● **Given data**:
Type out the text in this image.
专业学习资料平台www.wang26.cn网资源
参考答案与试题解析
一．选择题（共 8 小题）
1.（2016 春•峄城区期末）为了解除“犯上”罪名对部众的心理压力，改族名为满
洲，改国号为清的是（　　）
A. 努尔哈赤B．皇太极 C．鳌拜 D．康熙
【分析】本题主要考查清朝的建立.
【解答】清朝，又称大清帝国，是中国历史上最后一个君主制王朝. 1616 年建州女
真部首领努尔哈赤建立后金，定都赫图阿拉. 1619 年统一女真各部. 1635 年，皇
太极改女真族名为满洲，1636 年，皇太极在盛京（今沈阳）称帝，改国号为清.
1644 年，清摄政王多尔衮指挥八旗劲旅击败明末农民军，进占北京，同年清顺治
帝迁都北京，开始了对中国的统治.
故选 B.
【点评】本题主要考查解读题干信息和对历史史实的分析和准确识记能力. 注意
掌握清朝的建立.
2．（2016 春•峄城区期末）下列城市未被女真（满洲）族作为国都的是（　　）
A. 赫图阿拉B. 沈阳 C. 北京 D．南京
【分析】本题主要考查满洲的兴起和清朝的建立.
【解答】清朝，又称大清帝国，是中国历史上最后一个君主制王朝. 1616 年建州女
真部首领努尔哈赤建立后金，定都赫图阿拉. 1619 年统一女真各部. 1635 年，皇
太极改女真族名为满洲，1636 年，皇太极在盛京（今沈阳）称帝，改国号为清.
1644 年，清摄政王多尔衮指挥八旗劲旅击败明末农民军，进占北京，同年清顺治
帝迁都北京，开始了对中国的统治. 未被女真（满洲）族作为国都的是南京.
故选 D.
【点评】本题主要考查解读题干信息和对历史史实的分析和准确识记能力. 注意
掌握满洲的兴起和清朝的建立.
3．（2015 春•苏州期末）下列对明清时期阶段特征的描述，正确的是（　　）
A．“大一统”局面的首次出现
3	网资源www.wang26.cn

--

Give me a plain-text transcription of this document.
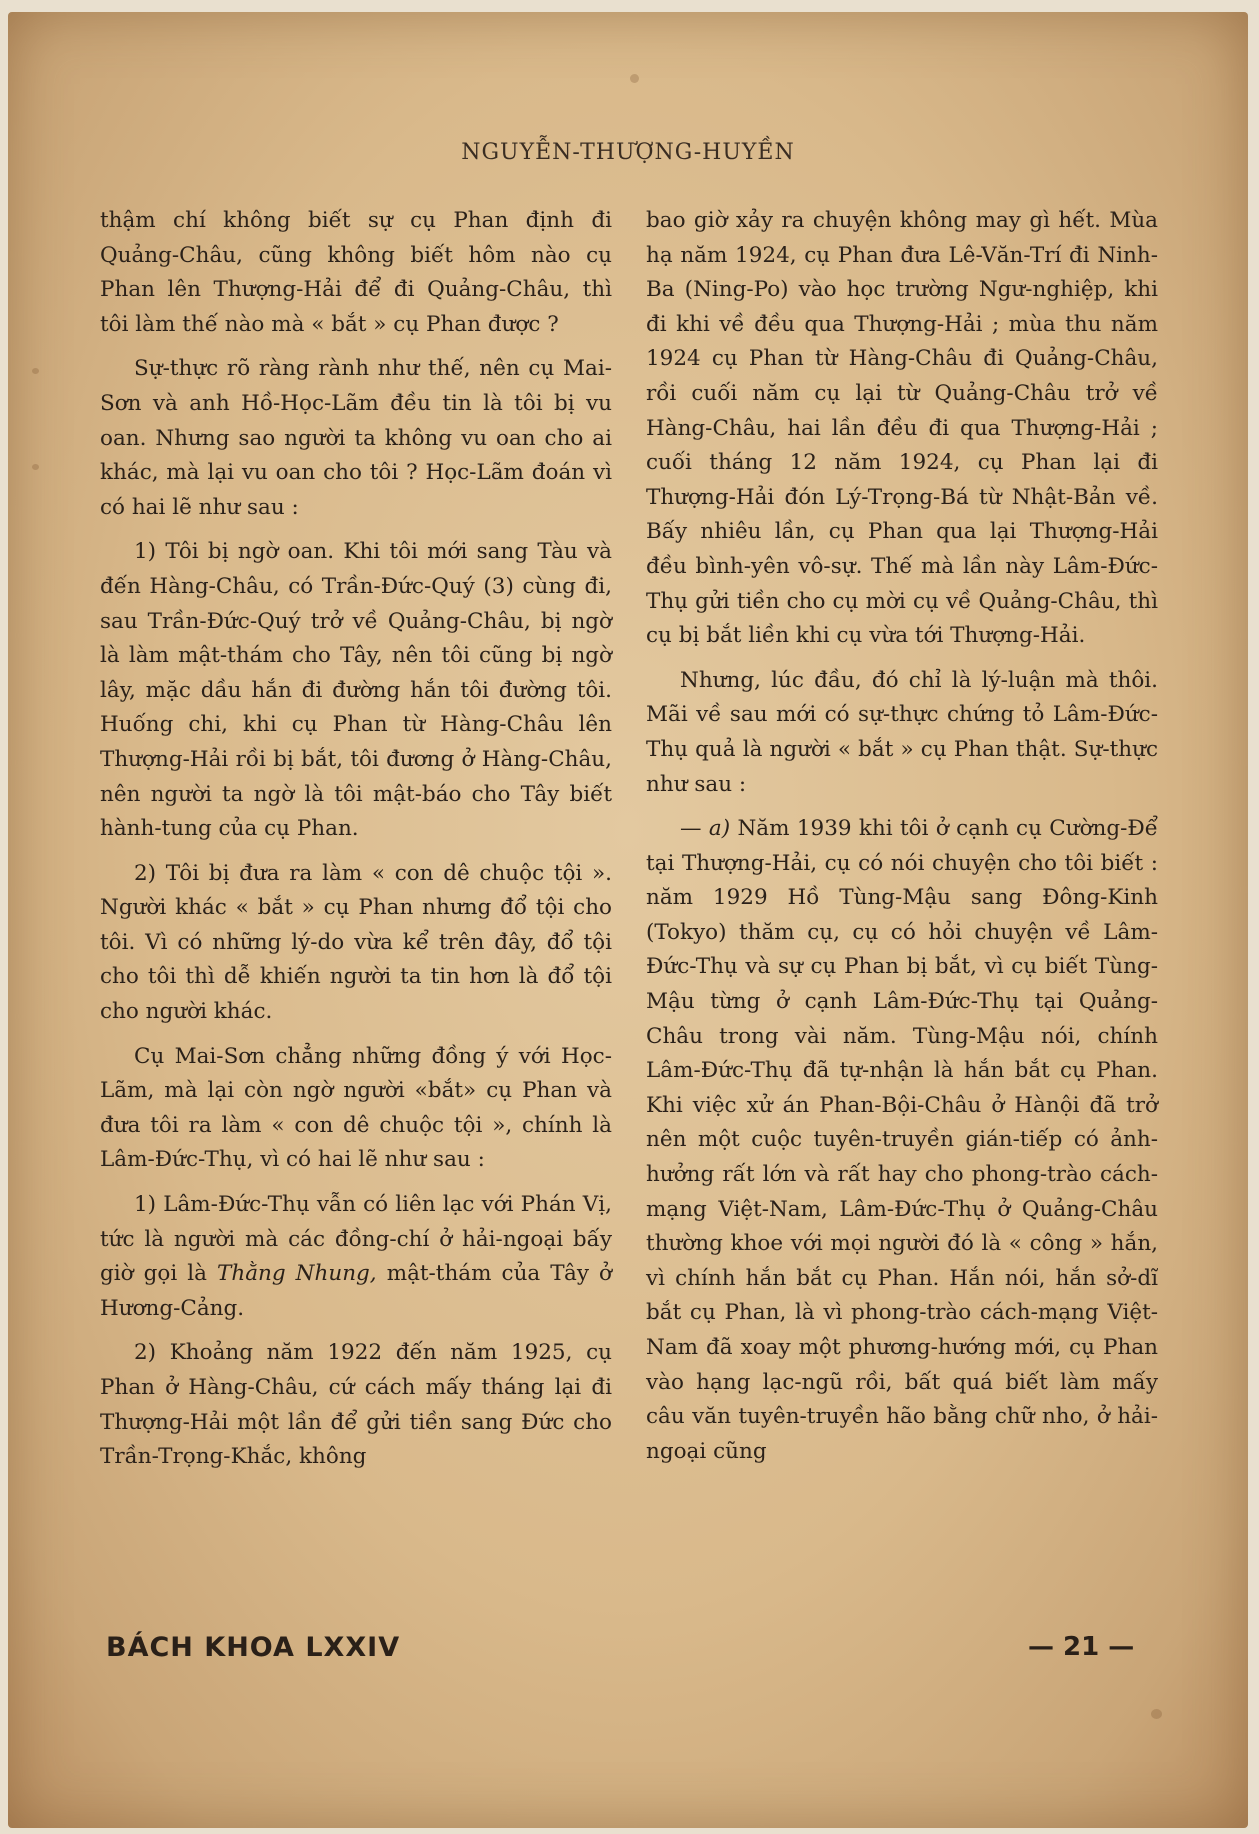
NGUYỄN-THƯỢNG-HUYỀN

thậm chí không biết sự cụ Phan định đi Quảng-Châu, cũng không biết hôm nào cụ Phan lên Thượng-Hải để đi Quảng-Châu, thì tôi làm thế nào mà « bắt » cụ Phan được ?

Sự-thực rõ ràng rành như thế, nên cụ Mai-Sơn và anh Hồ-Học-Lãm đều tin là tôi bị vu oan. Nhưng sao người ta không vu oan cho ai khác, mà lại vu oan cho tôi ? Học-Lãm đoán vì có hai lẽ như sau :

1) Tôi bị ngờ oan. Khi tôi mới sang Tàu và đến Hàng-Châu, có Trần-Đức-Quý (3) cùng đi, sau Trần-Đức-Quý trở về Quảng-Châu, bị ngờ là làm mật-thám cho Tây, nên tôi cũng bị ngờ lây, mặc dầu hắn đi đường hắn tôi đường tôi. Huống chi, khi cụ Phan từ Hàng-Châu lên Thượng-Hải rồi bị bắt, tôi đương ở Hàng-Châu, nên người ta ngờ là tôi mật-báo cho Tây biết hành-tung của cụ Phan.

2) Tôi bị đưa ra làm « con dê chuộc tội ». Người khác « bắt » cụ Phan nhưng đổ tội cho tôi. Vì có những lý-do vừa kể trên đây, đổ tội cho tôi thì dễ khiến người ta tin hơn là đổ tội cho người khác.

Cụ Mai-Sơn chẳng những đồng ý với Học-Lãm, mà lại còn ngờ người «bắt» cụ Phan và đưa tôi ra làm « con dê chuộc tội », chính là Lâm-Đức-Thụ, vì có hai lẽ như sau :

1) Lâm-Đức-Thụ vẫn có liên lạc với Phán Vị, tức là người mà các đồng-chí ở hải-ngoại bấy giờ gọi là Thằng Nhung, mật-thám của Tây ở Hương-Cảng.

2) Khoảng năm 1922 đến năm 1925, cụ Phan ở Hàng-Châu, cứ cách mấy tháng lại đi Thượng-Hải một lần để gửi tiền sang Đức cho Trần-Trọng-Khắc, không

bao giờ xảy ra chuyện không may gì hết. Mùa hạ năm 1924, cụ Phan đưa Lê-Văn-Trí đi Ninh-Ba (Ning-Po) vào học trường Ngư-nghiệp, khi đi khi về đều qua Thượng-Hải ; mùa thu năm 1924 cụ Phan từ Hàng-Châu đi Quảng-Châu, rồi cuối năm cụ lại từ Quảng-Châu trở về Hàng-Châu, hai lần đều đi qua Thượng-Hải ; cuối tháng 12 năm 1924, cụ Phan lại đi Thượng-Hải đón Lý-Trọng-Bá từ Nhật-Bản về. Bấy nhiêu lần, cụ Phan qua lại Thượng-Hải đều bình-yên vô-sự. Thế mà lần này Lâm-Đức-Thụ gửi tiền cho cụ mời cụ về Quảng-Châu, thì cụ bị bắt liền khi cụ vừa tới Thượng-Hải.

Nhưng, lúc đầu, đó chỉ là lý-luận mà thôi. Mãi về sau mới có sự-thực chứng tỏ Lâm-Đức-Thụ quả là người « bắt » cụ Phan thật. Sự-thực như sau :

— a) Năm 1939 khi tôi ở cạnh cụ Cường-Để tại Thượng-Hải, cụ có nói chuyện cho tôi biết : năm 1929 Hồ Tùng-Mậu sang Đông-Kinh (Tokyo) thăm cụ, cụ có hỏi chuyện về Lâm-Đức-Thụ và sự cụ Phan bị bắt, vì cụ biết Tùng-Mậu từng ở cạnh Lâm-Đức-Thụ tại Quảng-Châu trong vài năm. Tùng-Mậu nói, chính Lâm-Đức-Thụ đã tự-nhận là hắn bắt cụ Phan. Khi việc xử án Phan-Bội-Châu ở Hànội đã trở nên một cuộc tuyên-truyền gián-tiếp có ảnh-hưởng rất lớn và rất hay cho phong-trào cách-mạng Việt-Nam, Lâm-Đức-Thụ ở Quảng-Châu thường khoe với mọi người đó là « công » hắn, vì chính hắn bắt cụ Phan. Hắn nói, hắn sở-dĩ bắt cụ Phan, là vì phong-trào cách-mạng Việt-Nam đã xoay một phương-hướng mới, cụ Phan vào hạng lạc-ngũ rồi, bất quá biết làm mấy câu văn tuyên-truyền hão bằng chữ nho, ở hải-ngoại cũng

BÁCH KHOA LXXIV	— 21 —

● **Problem details**: Copy out each line of the records that holds the string "cách".

● **Result of this task**:
2) Khoảng năm 1922 đến năm 1925, cụ Phan ở Hàng-Châu, cứ cách mấy tháng lại đi Thượng-Hải một lần để gửi tiền sang Đức cho Trần-Trọng-Khắc, không
— a) Năm 1939 khi tôi ở cạnh cụ Cường-Để tại Thượng-Hải, cụ có nói chuyện cho tôi biết : năm 1929 Hồ Tùng-Mậu sang Đông-Kinh (Tokyo) thăm cụ, cụ có hỏi chuyện về Lâm-Đức-Thụ và sự cụ Phan bị bắt, vì cụ biết Tùng-Mậu từng ở cạnh Lâm-Đức-Thụ tại Quảng-Châu trong vài năm. Tùng-Mậu nói, chính Lâm-Đức-Thụ đã tự-nhận là hắn bắt cụ Phan. Khi việc xử án Phan-Bội-Châu ở Hànội đã trở nên một cuộc tuyên-truyền gián-tiếp có ảnh-hưởng rất lớn và rất hay cho phong-trào cách-mạng Việt-Nam, Lâm-Đức-Thụ ở Quảng-Châu thường khoe với mọi người đó là « công » hắn, vì chính hắn bắt cụ Phan. Hắn nói, hắn sở-dĩ bắt cụ Phan, là vì phong-trào cách-mạng Việt-Nam đã xoay một phương-hướng mới, cụ Phan vào hạng lạc-ngũ rồi, bất quá biết làm mấy câu văn tuyên-truyền hão bằng chữ nho, ở hải-ngoại cũng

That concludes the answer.